#### Requirements:
The records below should be written out again, exactly.

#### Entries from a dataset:
☆ ☆ ☆ ☆

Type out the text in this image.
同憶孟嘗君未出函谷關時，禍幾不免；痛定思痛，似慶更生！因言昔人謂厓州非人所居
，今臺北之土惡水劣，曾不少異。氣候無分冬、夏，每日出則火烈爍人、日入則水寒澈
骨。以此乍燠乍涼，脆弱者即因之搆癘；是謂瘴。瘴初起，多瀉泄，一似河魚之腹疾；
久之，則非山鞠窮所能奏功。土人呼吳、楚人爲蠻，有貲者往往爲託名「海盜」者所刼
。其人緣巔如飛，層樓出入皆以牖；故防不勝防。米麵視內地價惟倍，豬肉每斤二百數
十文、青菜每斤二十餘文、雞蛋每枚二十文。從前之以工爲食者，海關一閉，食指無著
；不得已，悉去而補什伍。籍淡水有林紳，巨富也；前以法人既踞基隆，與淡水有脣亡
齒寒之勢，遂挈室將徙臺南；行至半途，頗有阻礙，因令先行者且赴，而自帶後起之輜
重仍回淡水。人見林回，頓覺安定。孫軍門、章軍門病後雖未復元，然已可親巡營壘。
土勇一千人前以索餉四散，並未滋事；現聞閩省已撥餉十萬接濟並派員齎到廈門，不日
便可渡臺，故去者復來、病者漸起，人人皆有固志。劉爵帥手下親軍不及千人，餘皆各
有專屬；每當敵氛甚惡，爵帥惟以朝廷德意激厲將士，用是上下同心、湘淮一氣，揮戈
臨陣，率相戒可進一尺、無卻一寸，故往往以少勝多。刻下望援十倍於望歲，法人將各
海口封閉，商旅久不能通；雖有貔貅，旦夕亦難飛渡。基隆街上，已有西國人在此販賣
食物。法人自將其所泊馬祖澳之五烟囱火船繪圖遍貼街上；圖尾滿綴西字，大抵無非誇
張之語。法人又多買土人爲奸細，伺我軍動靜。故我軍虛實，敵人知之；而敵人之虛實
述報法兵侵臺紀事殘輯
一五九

☆ ☆ ☆ ☆

#### Written reply:
Type out the text in this image.
同憶孟嘗君未出函谷關時，禍幾不免；痛定思痛，似慶更生！因言昔人謂厓州非人所居
，今臺北之土惡水劣，曾不少異。氣候無分冬、夏，每日出則火烈爍人、日入則水寒澈
骨。以此乍燠乍涼，脆弱者即因之搆癘；是謂瘴。瘴初起，多瀉泄，一似河魚之腹疾；
久之，則非山鞠窮所能奏功。土人呼吳、楚人爲蠻，有貲者往往爲託名「海盜」者所刼
。其人緣巔如飛，層樓出入皆以牖；故防不勝防。米麵視內地價惟倍，豬肉每斤二百數
十文、青菜每斤二十餘文、雞蛋每枚二十文。從前之以工爲食者，海關一閉，食指無著
；不得已，悉去而補什伍。籍淡水有林紳，巨富也；前以法人既踞基隆，與淡水有脣亡
齒寒之勢，遂挈室將徙臺南；行至半途，頗有阻礙，因令先行者且赴，而自帶後起之輜
重仍回淡水。人見林回，頓覺安定。孫軍門、章軍門病後雖未復元，然已可親巡營壘。
土勇一千人前以索餉四散，並未滋事；現聞閩省已撥餉十萬接濟並派員齎到廈門，不日
便可渡臺，故去者復來、病者漸起，人人皆有固志。劉爵帥手下親軍不及千人，餘皆各
有專屬；每當敵氛甚惡，爵帥惟以朝廷德意激厲將士，用是上下同心、湘淮一氣，揮戈
臨陣，率相戒可進一尺、無卻一寸，故往往以少勝多。刻下望援十倍於望歲，法人將各
海口封閉，商旅久不能通；雖有貔貅，旦夕亦難飛渡。基隆街上，已有西國人在此販賣
食物。法人自將其所泊馬祖澳之五烟囱火船繪圖遍貼街上；圖尾滿綴西字，大抵無非誇
張之語。法人又多買土人爲奸細，伺我軍動靜。故我軍虛實，敵人知之；而敵人之虛實
述報法兵侵臺紀事殘輯
一五九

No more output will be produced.